> [Record excerpts]:
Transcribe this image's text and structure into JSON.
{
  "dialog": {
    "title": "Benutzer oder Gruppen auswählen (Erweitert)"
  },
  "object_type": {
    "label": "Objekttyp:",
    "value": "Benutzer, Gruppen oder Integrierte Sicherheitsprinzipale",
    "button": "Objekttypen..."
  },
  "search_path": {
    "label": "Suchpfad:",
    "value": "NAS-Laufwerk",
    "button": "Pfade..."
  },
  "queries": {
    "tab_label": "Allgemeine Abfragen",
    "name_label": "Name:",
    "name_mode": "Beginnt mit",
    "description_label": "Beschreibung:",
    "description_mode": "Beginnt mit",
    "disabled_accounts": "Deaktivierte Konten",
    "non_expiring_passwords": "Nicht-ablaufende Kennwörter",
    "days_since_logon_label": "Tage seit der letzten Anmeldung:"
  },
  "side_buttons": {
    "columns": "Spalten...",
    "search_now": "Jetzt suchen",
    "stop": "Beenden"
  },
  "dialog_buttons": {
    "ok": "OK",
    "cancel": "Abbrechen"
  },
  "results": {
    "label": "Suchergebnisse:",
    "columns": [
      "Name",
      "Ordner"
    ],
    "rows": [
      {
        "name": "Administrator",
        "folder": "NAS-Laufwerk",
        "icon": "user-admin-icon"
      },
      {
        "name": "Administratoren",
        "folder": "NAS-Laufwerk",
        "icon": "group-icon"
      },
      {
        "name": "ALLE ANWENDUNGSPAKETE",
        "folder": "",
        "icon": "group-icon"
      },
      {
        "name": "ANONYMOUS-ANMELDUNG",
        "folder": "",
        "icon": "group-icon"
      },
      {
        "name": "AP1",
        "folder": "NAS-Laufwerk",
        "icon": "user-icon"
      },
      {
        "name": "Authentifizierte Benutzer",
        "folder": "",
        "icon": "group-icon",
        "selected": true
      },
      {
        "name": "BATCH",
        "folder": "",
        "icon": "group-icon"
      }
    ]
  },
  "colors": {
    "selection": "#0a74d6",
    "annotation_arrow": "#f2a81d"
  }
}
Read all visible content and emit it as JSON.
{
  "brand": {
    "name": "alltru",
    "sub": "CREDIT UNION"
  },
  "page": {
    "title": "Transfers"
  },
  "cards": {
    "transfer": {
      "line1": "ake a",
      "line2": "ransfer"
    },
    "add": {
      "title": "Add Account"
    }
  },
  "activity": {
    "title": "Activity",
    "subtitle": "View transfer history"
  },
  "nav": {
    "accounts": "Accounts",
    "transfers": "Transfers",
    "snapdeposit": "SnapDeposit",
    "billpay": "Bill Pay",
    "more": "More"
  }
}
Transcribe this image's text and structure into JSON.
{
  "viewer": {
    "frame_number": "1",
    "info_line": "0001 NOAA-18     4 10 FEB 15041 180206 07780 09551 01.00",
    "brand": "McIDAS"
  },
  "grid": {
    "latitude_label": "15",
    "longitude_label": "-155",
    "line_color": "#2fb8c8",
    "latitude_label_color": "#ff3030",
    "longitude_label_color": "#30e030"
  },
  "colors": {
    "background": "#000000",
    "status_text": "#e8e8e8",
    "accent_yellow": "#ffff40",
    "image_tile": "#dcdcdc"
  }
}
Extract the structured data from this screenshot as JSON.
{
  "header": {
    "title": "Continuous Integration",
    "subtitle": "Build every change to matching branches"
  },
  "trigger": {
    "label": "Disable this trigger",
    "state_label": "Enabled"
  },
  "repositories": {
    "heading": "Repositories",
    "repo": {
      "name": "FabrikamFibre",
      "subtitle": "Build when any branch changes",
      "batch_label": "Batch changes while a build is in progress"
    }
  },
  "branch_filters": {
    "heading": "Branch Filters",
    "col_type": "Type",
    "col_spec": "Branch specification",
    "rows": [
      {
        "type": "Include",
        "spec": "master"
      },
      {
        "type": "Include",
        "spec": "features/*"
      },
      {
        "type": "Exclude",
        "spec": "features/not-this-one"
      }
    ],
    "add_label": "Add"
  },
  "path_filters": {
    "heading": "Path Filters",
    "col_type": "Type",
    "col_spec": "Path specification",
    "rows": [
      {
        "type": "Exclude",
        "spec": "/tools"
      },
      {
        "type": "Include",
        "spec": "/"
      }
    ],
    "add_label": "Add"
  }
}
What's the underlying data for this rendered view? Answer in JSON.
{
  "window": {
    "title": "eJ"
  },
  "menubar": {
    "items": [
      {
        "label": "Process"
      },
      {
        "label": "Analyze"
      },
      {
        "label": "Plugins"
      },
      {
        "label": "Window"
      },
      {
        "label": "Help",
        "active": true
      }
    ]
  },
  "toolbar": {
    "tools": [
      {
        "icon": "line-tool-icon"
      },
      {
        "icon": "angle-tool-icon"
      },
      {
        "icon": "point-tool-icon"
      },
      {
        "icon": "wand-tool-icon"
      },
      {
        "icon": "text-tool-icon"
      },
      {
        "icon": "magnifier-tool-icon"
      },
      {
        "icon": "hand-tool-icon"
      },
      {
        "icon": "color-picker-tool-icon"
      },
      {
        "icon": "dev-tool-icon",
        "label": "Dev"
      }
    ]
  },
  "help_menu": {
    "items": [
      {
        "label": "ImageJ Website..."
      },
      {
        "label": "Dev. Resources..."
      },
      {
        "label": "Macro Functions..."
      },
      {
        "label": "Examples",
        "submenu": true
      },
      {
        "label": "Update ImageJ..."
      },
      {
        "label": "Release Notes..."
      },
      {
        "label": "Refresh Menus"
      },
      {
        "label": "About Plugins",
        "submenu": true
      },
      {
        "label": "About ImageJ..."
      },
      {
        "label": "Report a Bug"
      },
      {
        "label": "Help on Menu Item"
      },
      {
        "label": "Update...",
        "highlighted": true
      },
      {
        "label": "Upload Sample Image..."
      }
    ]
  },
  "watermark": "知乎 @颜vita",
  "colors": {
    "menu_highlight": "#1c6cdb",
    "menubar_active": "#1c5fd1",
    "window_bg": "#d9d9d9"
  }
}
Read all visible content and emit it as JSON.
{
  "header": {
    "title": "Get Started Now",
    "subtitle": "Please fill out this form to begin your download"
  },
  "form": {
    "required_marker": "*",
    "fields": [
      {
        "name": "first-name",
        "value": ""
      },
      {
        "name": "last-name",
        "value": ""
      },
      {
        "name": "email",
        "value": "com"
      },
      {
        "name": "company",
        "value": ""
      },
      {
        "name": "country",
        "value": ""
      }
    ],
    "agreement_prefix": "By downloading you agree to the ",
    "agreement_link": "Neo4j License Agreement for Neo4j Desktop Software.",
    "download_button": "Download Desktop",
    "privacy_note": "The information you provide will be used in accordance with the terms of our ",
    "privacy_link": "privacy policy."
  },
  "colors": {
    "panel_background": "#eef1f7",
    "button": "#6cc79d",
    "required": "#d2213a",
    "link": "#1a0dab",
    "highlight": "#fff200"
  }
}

> [Do this]:
From the entries, copy out each line containing the word "specification".

> [Finished task]:
    "col_spec": "Branch specification",
    "col_spec": "Path specification",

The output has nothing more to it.